Answer with a single number: the count of lines that hold "JSON".

Dataset rows about figures:
------------------------

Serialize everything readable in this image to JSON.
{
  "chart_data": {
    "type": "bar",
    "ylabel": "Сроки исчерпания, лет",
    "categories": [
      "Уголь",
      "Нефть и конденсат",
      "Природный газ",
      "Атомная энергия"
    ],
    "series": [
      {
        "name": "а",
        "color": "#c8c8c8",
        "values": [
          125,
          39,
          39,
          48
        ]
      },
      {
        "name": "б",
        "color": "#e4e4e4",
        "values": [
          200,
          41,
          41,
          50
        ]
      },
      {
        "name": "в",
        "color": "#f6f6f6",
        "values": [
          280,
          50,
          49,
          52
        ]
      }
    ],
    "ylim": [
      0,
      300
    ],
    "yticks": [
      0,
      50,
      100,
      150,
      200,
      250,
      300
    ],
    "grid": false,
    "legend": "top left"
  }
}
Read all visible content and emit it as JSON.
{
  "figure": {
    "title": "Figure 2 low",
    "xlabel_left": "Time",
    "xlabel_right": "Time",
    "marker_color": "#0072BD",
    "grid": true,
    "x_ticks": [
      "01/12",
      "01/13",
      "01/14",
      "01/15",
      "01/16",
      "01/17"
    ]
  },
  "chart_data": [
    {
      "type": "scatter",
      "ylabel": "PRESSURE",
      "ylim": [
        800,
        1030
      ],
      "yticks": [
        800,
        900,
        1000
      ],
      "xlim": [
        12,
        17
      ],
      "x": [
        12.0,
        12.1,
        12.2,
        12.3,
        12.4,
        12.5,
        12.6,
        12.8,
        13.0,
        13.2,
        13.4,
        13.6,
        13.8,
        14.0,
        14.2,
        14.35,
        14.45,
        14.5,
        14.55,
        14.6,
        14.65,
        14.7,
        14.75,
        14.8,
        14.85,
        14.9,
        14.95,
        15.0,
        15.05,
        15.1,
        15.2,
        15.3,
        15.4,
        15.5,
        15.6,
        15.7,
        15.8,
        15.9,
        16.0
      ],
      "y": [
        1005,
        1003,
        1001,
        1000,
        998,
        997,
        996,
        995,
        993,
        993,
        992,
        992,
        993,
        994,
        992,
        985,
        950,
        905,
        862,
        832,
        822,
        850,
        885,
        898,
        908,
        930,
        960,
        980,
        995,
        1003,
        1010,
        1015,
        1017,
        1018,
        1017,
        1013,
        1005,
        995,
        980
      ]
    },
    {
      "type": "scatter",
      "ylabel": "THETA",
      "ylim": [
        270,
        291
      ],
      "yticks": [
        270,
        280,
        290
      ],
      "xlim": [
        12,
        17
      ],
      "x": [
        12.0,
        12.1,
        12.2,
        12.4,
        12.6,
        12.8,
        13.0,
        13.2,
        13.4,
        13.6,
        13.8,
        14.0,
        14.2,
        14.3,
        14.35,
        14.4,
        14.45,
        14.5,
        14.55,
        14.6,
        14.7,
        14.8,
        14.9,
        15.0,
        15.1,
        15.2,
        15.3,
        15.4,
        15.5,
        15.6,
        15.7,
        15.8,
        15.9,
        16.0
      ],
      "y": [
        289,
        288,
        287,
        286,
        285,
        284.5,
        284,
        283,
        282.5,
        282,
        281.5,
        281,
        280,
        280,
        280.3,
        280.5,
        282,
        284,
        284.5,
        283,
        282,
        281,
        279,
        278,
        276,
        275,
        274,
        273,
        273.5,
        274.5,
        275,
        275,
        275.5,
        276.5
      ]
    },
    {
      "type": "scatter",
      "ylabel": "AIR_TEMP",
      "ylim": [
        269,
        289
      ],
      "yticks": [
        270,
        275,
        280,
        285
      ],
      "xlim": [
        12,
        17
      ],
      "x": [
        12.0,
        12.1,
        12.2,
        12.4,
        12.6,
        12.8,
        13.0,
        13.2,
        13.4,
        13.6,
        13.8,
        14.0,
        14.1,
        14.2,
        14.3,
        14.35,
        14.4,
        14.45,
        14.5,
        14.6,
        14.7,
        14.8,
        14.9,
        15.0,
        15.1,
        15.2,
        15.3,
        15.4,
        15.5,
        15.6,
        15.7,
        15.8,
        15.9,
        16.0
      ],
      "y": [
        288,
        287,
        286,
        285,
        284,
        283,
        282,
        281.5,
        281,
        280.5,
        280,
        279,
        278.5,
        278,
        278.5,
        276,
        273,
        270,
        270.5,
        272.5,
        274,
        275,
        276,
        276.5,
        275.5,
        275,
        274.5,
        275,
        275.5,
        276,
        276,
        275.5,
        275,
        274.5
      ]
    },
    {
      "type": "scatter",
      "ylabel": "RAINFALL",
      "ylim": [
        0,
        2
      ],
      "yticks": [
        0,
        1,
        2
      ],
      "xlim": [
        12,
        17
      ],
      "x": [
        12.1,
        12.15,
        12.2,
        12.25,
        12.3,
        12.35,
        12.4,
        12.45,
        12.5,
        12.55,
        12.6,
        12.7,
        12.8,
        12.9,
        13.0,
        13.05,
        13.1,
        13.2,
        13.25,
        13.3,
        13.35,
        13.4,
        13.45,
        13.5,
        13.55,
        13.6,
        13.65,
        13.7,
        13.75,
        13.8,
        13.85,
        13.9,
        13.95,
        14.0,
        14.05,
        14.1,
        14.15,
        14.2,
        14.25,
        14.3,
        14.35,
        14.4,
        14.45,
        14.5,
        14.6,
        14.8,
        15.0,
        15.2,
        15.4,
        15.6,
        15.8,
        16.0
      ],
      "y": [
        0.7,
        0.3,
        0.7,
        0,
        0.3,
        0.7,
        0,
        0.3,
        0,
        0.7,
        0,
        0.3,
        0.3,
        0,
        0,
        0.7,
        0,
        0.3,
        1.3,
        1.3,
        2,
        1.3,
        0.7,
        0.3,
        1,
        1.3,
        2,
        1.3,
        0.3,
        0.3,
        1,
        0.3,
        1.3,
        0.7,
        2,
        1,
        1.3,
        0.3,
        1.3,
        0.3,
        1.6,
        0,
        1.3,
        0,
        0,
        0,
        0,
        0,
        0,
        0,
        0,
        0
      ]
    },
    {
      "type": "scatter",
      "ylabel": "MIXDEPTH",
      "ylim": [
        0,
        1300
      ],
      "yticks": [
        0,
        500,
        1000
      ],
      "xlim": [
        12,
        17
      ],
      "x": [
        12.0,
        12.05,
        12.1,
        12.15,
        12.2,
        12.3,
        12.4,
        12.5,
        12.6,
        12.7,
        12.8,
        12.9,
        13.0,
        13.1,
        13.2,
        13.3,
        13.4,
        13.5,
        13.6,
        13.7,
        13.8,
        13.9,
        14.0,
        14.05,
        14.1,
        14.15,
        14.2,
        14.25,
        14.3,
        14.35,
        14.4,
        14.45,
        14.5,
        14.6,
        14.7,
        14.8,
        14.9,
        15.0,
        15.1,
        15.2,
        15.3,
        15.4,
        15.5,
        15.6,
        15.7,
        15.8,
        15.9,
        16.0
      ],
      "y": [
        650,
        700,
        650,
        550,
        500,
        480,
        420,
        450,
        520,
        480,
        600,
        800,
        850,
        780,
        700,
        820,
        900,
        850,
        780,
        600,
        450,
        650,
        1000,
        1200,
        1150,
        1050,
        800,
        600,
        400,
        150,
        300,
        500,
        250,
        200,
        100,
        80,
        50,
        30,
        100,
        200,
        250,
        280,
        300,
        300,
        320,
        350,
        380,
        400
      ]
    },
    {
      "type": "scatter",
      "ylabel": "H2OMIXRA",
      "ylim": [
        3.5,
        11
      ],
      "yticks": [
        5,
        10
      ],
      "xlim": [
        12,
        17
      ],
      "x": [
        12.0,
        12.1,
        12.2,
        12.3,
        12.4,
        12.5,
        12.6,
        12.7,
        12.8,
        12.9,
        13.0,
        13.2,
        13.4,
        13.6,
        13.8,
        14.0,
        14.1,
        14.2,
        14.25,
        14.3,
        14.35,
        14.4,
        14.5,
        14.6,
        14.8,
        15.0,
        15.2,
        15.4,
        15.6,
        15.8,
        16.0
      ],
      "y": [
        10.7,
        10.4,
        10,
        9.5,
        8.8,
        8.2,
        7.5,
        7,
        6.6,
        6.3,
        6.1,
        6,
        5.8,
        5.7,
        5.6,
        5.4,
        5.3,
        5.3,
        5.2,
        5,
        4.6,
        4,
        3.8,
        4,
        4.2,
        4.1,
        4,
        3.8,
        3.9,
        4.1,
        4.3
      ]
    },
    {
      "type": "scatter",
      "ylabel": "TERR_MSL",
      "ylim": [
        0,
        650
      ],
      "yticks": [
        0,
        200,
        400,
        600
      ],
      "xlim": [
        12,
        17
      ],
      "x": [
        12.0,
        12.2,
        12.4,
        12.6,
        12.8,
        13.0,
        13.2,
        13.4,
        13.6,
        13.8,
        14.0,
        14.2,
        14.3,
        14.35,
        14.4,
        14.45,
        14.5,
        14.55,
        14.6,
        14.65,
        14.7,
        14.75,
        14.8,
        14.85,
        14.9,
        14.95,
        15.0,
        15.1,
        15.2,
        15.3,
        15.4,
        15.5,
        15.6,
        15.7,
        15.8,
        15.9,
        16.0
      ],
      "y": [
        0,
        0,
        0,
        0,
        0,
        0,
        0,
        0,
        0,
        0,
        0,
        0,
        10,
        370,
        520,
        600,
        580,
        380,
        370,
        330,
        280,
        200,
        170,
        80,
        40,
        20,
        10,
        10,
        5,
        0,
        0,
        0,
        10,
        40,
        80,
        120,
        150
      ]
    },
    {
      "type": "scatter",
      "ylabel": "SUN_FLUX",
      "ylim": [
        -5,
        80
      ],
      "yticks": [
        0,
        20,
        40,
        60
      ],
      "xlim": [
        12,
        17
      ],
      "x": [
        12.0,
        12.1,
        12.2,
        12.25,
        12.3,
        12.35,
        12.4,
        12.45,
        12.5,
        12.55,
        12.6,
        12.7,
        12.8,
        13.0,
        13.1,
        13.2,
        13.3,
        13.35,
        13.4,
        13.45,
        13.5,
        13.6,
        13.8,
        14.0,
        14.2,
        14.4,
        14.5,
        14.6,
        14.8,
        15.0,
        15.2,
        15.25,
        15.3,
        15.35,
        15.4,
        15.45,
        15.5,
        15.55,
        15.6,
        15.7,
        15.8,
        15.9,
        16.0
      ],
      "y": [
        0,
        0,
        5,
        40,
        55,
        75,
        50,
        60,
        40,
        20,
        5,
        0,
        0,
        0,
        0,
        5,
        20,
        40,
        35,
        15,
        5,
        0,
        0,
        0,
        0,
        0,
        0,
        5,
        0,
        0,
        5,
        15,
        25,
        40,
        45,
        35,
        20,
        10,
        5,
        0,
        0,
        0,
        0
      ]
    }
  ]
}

------------------------

§ **Task answer**:
2